↓

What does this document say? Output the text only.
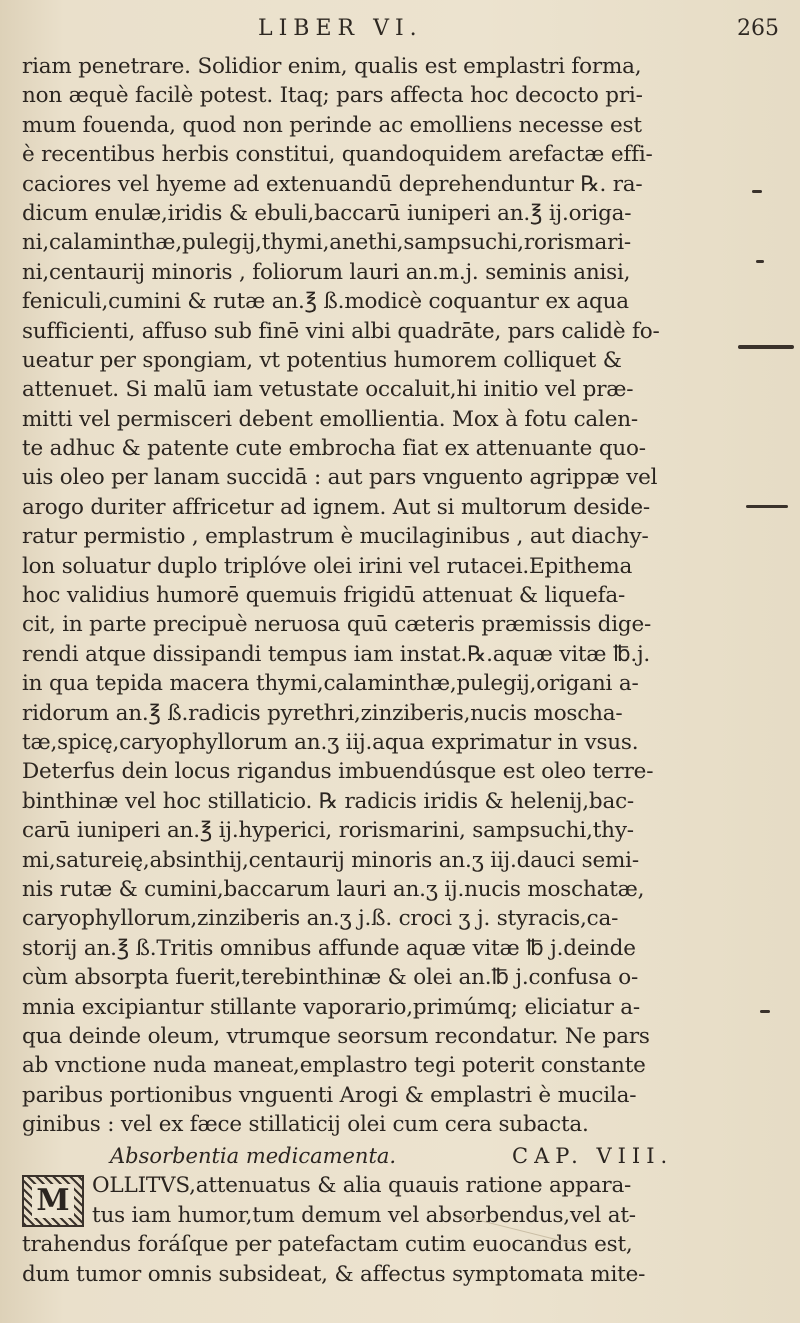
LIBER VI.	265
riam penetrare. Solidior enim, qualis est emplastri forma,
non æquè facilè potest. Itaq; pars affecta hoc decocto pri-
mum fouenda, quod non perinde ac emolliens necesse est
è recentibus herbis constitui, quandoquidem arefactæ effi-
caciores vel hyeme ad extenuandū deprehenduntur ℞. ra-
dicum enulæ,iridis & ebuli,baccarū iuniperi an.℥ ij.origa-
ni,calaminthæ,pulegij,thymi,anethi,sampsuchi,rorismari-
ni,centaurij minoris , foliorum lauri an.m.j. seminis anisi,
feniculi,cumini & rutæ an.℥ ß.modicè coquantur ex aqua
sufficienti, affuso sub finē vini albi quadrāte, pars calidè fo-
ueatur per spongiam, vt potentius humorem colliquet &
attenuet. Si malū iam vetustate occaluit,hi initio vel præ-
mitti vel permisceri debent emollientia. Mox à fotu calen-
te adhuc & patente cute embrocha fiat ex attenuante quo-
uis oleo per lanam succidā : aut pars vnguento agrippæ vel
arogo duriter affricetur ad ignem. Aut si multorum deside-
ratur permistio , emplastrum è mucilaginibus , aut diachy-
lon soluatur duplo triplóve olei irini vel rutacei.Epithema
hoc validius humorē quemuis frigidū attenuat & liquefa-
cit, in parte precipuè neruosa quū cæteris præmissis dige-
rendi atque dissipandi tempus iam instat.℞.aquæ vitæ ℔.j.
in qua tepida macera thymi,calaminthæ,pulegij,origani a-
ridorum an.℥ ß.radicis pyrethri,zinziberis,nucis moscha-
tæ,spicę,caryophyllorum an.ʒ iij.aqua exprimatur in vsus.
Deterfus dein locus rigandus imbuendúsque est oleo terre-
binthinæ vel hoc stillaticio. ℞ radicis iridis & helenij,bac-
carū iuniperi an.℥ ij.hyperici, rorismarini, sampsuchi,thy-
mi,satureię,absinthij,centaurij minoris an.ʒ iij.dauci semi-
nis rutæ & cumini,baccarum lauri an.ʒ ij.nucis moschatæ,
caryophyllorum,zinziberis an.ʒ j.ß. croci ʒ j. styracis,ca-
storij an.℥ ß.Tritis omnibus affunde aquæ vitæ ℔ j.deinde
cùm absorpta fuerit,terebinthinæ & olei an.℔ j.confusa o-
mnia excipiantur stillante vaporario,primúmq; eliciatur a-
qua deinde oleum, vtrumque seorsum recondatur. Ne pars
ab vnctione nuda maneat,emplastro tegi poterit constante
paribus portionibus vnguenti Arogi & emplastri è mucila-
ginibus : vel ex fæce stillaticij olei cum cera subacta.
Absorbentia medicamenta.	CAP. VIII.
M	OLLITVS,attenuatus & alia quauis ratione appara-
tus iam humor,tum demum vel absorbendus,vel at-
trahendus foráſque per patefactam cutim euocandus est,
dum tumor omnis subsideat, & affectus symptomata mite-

↑

**THE PROBLEM:**
For every line of the material that holds the word "thymi", make a copy.

**EXPECTED OUTPUT:**
ni,calaminthæ,pulegij,thymi,anethi,sampsuchi,rorismari-
in qua tepida macera thymi,calaminthæ,pulegij,origani a-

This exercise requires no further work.